■ **The problem**
Pick out every line in the data below that holds "expectancy".
━━━ Records for the exercise
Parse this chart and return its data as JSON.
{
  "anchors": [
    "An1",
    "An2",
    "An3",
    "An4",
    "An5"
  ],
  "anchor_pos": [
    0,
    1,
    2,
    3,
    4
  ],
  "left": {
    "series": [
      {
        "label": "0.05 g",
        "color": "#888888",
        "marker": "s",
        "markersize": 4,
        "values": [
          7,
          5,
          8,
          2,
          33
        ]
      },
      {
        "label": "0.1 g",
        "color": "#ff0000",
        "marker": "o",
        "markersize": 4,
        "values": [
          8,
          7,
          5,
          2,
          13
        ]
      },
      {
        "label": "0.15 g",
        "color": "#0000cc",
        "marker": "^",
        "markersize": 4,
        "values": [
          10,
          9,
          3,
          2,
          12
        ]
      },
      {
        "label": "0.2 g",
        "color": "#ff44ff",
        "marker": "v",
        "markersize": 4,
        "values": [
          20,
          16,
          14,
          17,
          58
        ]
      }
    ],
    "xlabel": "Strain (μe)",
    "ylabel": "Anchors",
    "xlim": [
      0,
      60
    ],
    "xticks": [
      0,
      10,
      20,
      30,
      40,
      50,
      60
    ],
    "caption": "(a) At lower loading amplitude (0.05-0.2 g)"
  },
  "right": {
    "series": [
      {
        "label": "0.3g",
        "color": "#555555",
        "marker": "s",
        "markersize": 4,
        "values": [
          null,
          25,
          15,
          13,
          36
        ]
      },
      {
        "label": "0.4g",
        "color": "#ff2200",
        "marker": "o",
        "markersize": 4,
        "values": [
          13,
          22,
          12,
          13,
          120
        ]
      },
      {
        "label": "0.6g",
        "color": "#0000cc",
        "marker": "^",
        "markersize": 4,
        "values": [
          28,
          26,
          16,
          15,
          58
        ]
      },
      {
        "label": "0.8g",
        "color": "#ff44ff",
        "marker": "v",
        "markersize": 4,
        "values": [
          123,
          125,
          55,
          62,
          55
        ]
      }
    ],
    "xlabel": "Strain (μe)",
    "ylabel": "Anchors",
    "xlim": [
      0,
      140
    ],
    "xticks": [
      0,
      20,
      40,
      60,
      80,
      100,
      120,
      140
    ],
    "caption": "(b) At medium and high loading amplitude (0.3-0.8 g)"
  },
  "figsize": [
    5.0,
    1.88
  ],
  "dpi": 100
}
━━━━━━
━━━ Records for the exercise
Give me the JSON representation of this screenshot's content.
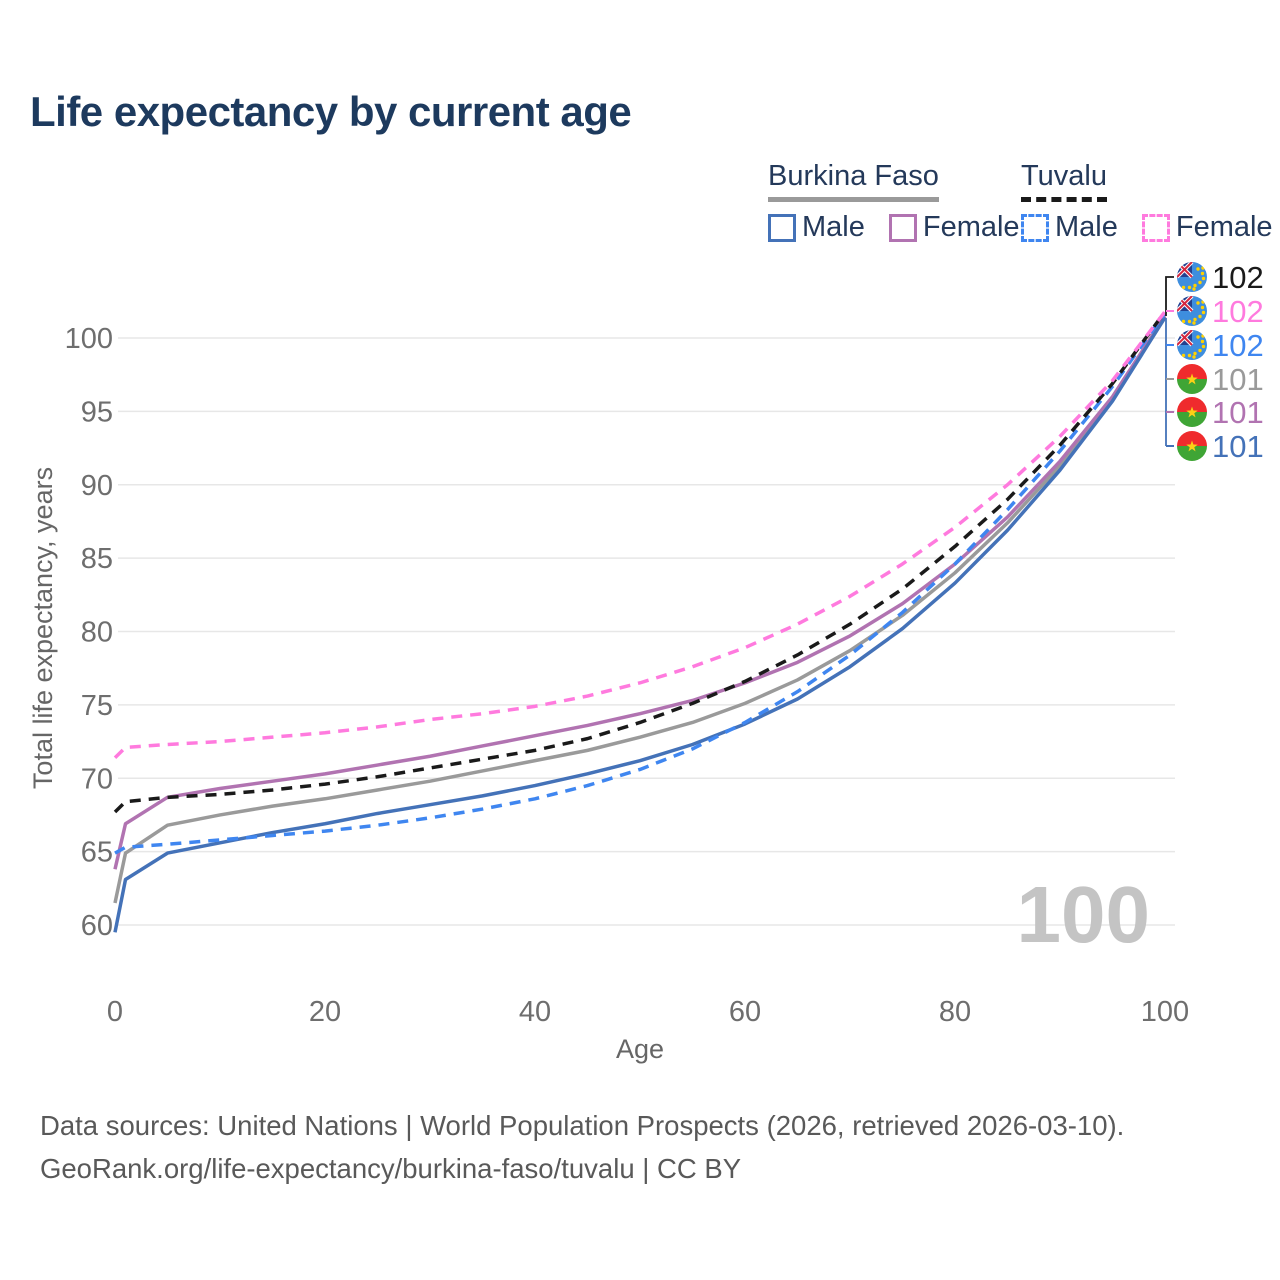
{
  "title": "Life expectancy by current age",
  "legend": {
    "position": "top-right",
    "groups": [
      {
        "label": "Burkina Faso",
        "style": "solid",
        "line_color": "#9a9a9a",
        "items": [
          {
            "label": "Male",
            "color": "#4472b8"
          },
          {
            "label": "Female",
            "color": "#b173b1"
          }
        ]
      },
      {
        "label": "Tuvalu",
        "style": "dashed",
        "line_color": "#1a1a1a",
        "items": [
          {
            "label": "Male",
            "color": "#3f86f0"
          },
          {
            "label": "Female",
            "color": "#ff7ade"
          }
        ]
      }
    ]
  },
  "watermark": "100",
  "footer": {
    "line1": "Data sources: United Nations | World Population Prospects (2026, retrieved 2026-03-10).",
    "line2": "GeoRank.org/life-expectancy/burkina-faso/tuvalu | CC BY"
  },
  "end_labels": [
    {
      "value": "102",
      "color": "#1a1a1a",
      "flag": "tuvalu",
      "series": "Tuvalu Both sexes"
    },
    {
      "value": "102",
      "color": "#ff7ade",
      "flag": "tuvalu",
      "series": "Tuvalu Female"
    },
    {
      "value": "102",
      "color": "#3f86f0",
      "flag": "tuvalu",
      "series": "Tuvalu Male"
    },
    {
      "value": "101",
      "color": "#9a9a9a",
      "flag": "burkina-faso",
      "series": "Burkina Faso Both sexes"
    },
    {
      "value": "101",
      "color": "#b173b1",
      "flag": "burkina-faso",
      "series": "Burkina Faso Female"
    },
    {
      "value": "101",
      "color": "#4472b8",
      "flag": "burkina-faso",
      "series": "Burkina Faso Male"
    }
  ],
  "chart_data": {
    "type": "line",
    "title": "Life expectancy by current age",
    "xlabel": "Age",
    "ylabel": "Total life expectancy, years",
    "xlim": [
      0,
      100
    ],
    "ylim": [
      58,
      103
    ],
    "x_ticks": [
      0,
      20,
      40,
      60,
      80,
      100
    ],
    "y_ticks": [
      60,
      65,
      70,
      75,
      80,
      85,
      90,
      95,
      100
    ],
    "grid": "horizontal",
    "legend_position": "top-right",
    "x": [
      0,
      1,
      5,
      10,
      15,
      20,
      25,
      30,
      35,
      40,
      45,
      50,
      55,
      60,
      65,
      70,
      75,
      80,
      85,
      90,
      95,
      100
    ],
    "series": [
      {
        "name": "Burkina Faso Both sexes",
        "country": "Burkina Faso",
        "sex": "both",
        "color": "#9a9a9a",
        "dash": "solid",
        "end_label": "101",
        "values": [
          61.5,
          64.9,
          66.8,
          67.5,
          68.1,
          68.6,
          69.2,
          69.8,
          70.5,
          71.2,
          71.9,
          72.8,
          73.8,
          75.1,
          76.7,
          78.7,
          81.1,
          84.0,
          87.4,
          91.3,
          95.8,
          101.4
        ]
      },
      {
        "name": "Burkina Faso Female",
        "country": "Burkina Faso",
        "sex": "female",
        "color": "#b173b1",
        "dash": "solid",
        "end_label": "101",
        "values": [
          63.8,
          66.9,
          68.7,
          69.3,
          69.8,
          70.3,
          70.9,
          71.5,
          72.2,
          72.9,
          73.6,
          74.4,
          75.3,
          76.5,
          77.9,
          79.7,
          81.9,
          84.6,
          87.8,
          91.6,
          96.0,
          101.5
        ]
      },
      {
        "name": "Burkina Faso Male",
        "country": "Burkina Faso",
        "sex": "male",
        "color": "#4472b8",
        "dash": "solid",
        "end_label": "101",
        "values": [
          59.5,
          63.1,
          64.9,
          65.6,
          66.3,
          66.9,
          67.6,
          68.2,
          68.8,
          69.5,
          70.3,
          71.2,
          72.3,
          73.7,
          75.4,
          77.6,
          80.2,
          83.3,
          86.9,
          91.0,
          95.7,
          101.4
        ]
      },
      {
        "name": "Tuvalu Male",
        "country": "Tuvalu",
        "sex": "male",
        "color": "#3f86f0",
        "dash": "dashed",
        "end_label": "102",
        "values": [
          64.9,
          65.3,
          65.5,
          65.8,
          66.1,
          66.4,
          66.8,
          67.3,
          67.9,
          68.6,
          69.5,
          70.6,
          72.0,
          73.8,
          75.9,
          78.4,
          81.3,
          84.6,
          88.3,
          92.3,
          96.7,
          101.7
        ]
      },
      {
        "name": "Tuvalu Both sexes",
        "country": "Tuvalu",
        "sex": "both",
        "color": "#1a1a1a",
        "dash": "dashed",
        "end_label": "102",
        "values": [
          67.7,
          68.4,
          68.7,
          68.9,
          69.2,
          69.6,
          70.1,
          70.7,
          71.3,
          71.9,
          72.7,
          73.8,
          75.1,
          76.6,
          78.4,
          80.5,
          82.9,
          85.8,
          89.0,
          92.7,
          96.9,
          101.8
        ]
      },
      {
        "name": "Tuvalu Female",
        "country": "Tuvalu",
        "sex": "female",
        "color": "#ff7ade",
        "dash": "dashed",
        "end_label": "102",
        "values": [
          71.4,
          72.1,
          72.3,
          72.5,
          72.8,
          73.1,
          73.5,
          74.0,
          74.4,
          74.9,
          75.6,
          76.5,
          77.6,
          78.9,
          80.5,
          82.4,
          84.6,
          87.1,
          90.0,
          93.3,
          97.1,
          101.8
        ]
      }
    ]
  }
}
━━━━━━
■ **Response**
  "title": "Life expectancy by current age",
    "line2": "GeoRank.org/life-expectancy/burkina-faso/tuvalu | CC BY"
    "title": "Life expectancy by current age",
    "ylabel": "Total life expectancy, years",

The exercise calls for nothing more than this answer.